_TASK TO CARRY OUT_
Check each line below for the word "from", and copy those that have it.

_DATASET RECORDS_
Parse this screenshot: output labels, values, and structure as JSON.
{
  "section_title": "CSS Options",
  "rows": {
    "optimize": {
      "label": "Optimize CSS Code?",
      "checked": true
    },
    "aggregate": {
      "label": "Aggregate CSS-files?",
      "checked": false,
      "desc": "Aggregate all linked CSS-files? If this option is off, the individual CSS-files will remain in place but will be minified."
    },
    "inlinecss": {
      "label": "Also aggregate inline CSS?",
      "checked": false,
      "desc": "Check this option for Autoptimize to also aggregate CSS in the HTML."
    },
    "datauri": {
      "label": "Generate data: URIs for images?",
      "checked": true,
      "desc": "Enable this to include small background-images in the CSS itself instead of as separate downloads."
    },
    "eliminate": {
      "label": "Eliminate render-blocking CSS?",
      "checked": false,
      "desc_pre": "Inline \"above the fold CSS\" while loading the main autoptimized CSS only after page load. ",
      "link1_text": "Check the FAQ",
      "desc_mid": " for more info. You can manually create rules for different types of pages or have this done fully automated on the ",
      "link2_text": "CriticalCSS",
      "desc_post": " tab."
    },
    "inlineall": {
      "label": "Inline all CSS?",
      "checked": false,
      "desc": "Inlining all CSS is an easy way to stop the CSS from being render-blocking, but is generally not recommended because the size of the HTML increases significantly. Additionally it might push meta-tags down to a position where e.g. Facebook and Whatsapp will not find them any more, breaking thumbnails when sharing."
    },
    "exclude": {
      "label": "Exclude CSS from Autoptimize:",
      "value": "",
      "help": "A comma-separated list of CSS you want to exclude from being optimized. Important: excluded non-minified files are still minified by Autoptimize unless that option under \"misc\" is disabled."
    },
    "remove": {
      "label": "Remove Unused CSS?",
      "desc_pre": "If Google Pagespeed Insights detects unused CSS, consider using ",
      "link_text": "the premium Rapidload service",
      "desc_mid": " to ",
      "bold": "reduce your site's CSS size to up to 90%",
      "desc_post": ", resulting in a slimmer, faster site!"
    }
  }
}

_TASK RESPONSE_
      "desc": "Inlining all CSS is an easy way to stop the CSS from being render-blocking, but is generally not recommended because the size of the HTML increases significantly. Additionally it might push meta-tags down to a position where e.g. Facebook and Whatsapp will not find them any more, breaking thumbnails when sharing."
      "label": "Exclude CSS from Autoptimize:",
      "help": "A comma-separated list of CSS you want to exclude from being optimized. Important: excluded non-minified files are still minified by Autoptimize unless that option under \"misc\" is disabled."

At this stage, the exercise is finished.